- Directions:
Print all of the data exactly.
** start of Given records **
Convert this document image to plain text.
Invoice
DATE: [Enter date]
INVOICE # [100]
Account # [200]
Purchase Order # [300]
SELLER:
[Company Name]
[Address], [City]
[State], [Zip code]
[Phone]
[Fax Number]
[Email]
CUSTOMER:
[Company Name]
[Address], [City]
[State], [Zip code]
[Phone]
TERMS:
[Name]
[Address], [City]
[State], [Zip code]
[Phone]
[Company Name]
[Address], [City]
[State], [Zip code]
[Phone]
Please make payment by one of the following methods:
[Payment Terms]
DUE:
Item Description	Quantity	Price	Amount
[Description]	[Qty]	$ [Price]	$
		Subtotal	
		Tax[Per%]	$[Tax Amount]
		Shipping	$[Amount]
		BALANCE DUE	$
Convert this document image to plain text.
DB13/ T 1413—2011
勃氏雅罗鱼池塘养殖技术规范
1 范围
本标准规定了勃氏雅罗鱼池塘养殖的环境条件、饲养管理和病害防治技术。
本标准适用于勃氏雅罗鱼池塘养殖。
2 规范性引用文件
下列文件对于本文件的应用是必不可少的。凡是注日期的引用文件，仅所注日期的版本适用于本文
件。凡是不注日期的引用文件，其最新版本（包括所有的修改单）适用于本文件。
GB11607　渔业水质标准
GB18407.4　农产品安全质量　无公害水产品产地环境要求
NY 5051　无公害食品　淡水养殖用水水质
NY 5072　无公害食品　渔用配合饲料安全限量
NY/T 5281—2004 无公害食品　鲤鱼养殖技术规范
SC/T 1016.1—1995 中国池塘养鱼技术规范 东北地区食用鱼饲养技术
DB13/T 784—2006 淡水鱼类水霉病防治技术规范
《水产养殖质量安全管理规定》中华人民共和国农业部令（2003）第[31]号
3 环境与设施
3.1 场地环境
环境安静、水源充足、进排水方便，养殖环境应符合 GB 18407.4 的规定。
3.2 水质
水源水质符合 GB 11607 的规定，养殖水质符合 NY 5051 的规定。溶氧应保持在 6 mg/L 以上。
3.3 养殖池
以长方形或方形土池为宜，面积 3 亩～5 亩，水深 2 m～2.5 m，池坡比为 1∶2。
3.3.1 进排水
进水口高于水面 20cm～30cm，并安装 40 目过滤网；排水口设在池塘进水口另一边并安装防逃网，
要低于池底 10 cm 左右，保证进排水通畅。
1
** end of Given records **
- Output of the exercise:
Convert this document image to plain text.
Invoice
DATE: [Enter date]
INVOICE # [100]
Account # [200]
Purchase Order # [300]
SELLER:
[Company Name]
[Address], [City]
[State], [Zip code]
[Phone]
[Fax Number]
[Email]
CUSTOMER:
[Company Name]
[Address], [City]
[State], [Zip code]
[Phone]
TERMS:
[Name]
[Address], [City]
[State], [Zip code]
[Phone]
[Company Name]
[Address], [City]
[State], [Zip code]
[Phone]
Please make payment by one of the following methods:
[Payment Terms]
DUE:
Item Description	Quantity	Price	Amount
[Description]	[Qty]	$ [Price]	$
		Subtotal	
		Tax[Per%]	$[Tax Amount]
		Shipping	$[Amount]
		BALANCE DUE	$
Convert this document image to plain text.
DB13/ T 1413—2011
勃氏雅罗鱼池塘养殖技术规范
1 范围
本标准规定了勃氏雅罗鱼池塘养殖的环境条件、饲养管理和病害防治技术。
本标准适用于勃氏雅罗鱼池塘养殖。
2 规范性引用文件
下列文件对于本文件的应用是必不可少的。凡是注日期的引用文件，仅所注日期的版本适用于本文
件。凡是不注日期的引用文件，其最新版本（包括所有的修改单）适用于本文件。
GB11607　渔业水质标准
GB18407.4　农产品安全质量　无公害水产品产地环境要求
NY 5051　无公害食品　淡水养殖用水水质
NY 5072　无公害食品　渔用配合饲料安全限量
NY/T 5281—2004 无公害食品　鲤鱼养殖技术规范
SC/T 1016.1—1995 中国池塘养鱼技术规范 东北地区食用鱼饲养技术
DB13/T 784—2006 淡水鱼类水霉病防治技术规范
《水产养殖质量安全管理规定》中华人民共和国农业部令（2003）第[31]号
3 环境与设施
3.1 场地环境
环境安静、水源充足、进排水方便，养殖环境应符合 GB 18407.4 的规定。
3.2 水质
水源水质符合 GB 11607 的规定，养殖水质符合 NY 5051 的规定。溶氧应保持在 6 mg/L 以上。
3.3 养殖池
以长方形或方形土池为宜，面积 3 亩～5 亩，水深 2 m～2.5 m，池坡比为 1∶2。
3.3.1 进排水
进水口高于水面 20cm～30cm，并安装 40 目过滤网；排水口设在池塘进水口另一边并安装防逃网，
要低于池底 10 cm 左右，保证进排水通畅。
1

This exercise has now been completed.